TASK - Select every line containing the word "было" from the material, and copy those lines.

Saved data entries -

========================

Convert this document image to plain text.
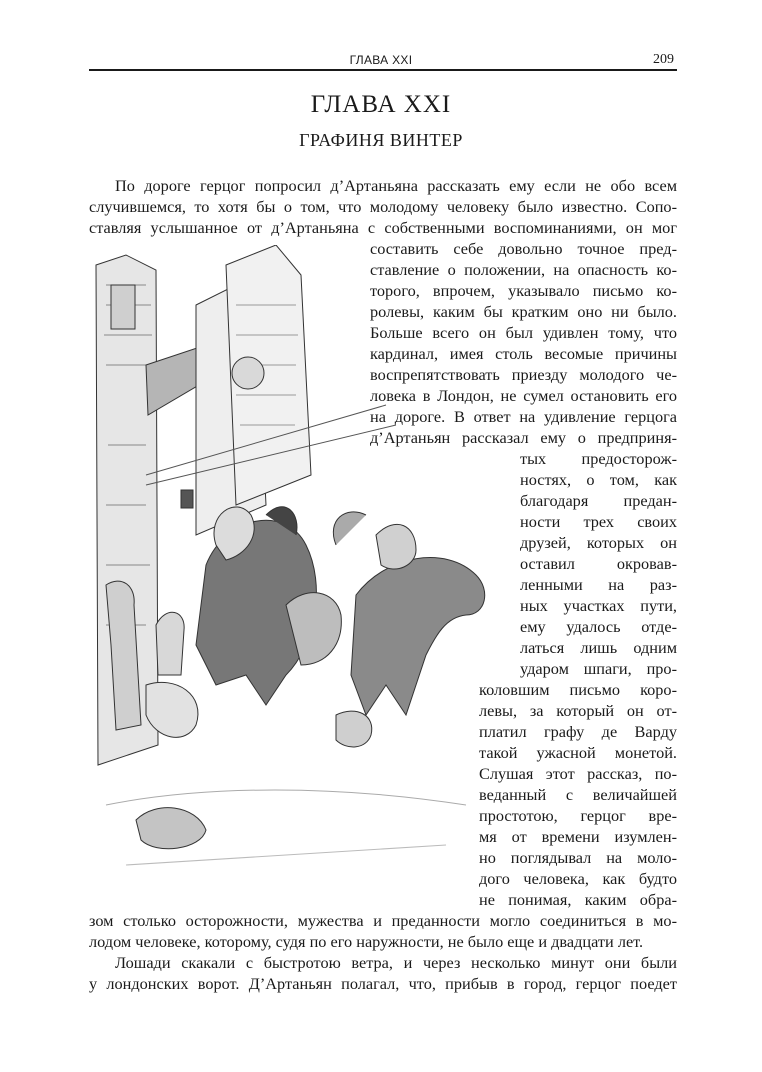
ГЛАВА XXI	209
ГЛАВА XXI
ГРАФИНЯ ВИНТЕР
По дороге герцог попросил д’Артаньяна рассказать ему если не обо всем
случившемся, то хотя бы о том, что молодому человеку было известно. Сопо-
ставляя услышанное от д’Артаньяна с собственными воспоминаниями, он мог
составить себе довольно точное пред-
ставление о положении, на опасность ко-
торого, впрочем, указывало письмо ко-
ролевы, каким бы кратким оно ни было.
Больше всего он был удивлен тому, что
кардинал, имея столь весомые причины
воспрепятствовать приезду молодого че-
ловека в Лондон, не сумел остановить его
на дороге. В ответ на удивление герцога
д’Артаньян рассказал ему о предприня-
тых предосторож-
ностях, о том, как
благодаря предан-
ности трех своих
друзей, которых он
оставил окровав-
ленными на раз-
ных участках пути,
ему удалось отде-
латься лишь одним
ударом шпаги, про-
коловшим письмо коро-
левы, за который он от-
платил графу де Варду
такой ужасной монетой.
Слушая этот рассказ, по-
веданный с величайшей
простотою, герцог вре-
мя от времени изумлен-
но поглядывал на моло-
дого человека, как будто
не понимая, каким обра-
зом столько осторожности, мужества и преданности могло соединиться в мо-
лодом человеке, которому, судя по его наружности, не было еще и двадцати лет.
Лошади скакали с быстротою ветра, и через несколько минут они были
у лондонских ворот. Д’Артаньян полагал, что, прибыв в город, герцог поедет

========================

COMPLETE OUTPUT -
случившемся, то хотя бы о том, что молодому человеку было известно. Сопо-
ролевы, каким бы кратким оно ни было.
лодом человеке, которому, судя по его наружности, не было еще и двадцати лет.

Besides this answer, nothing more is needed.